Dataset entries:
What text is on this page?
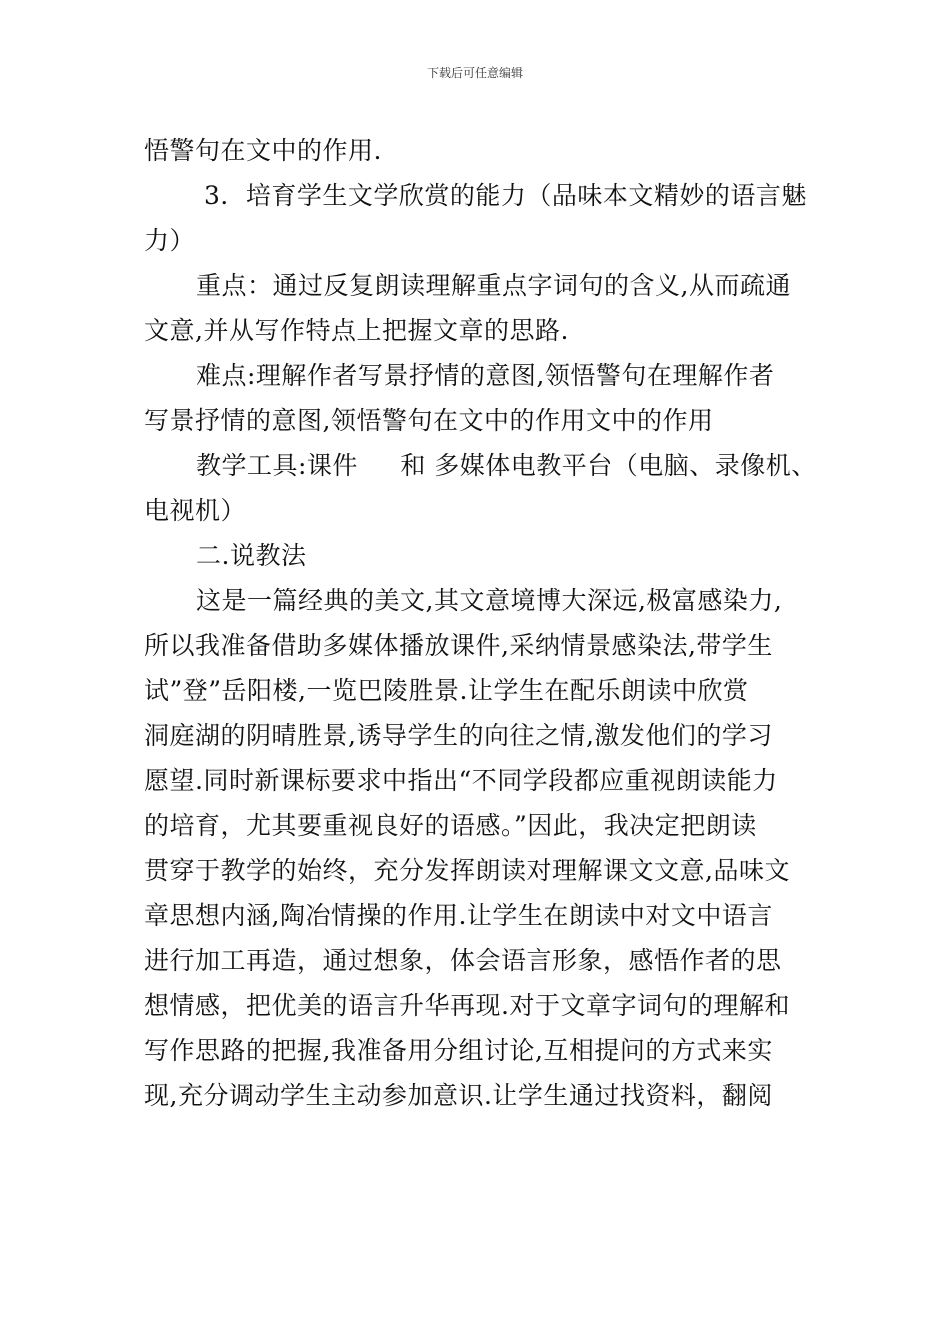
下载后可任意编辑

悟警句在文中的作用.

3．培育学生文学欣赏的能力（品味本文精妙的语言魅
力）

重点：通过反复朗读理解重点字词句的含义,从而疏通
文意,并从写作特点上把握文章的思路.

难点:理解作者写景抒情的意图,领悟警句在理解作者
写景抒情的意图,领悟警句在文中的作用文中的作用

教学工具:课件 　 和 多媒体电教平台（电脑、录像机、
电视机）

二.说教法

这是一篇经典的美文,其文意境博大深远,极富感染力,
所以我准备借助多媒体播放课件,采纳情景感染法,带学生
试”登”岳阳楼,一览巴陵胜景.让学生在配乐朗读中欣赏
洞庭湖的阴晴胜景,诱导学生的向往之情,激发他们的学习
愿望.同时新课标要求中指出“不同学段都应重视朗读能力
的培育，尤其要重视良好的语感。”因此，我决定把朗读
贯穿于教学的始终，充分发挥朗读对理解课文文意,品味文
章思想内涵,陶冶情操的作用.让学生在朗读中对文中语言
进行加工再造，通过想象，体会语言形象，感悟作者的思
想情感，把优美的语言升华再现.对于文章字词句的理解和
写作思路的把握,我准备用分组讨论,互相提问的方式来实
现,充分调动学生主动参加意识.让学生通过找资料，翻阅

▸ What the task requires:
Reproduce each entry verbatim, excluding any embedded images.

▸ Full solution:
What text is on this page?
下载后可任意编辑

悟警句在文中的作用.

3．培育学生文学欣赏的能力（品味本文精妙的语言魅
力）

重点：通过反复朗读理解重点字词句的含义,从而疏通
文意,并从写作特点上把握文章的思路.

难点:理解作者写景抒情的意图,领悟警句在理解作者
写景抒情的意图,领悟警句在文中的作用文中的作用

教学工具:课件 　 和 多媒体电教平台（电脑、录像机、
电视机）

二.说教法

这是一篇经典的美文,其文意境博大深远,极富感染力,
所以我准备借助多媒体播放课件,采纳情景感染法,带学生
试”登”岳阳楼,一览巴陵胜景.让学生在配乐朗读中欣赏
洞庭湖的阴晴胜景,诱导学生的向往之情,激发他们的学习
愿望.同时新课标要求中指出“不同学段都应重视朗读能力
的培育，尤其要重视良好的语感。”因此，我决定把朗读
贯穿于教学的始终，充分发挥朗读对理解课文文意,品味文
章思想内涵,陶冶情操的作用.让学生在朗读中对文中语言
进行加工再造，通过想象，体会语言形象，感悟作者的思
想情感，把优美的语言升华再现.对于文章字词句的理解和
写作思路的把握,我准备用分组讨论,互相提问的方式来实
现,充分调动学生主动参加意识.让学生通过找资料，翻阅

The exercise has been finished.